Leave out the pictures and restate the rest of the data exactly.

> [Data rows]:
** begin **

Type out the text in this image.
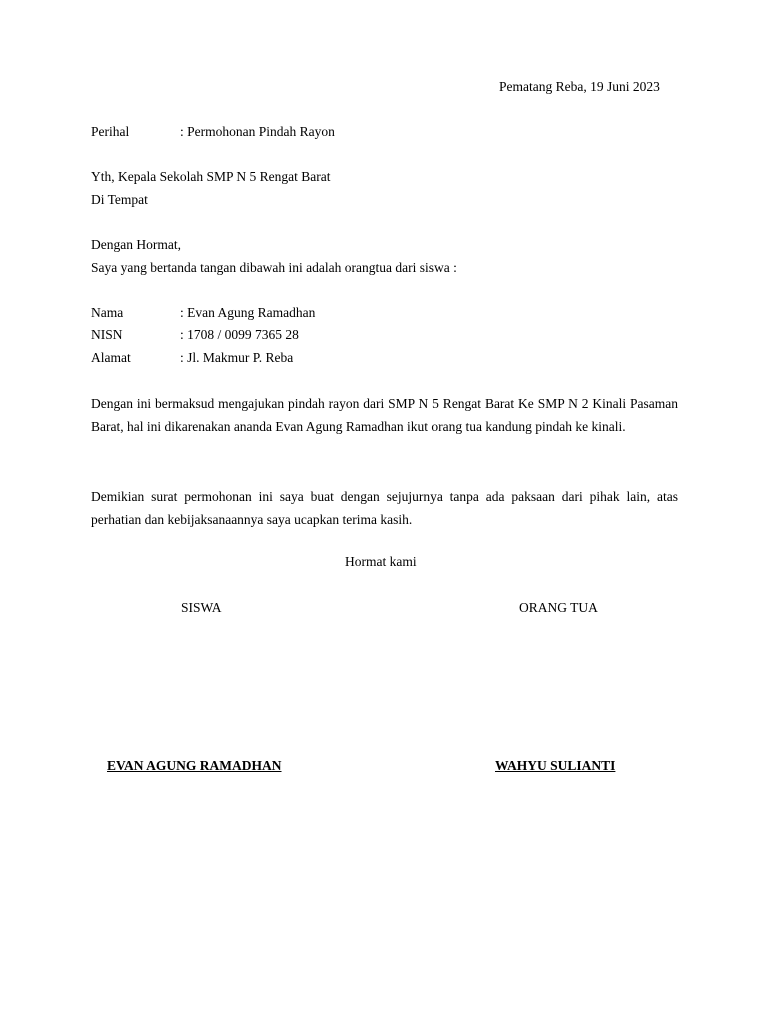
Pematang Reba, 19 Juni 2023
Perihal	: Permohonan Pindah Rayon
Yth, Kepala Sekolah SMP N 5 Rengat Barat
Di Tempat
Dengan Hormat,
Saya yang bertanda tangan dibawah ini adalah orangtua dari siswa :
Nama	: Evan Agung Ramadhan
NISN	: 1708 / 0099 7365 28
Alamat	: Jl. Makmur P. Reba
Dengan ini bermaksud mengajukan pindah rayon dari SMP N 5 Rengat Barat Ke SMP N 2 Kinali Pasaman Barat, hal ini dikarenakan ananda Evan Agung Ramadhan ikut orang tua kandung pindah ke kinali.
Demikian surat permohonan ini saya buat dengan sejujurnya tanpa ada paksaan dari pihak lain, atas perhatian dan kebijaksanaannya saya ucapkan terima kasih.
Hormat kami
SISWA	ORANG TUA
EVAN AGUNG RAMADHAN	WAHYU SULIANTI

** end **

> [Result below]:
Type out the text in this image.
Pematang Reba, 19 Juni 2023
Perihal	: Permohonan Pindah Rayon
Yth, Kepala Sekolah SMP N 5 Rengat Barat
Di Tempat
Dengan Hormat,
Saya yang bertanda tangan dibawah ini adalah orangtua dari siswa :
Nama	: Evan Agung Ramadhan
NISN	: 1708 / 0099 7365 28
Alamat	: Jl. Makmur P. Reba
Dengan ini bermaksud mengajukan pindah rayon dari SMP N 5 Rengat Barat Ke SMP N 2 Kinali Pasaman Barat, hal ini dikarenakan ananda Evan Agung Ramadhan ikut orang tua kandung pindah ke kinali.
Demikian surat permohonan ini saya buat dengan sejujurnya tanpa ada paksaan dari pihak lain, atas perhatian dan kebijaksanaannya saya ucapkan terima kasih.
Hormat kami
SISWA	ORANG TUA
EVAN AGUNG RAMADHAN	WAHYU SULIANTI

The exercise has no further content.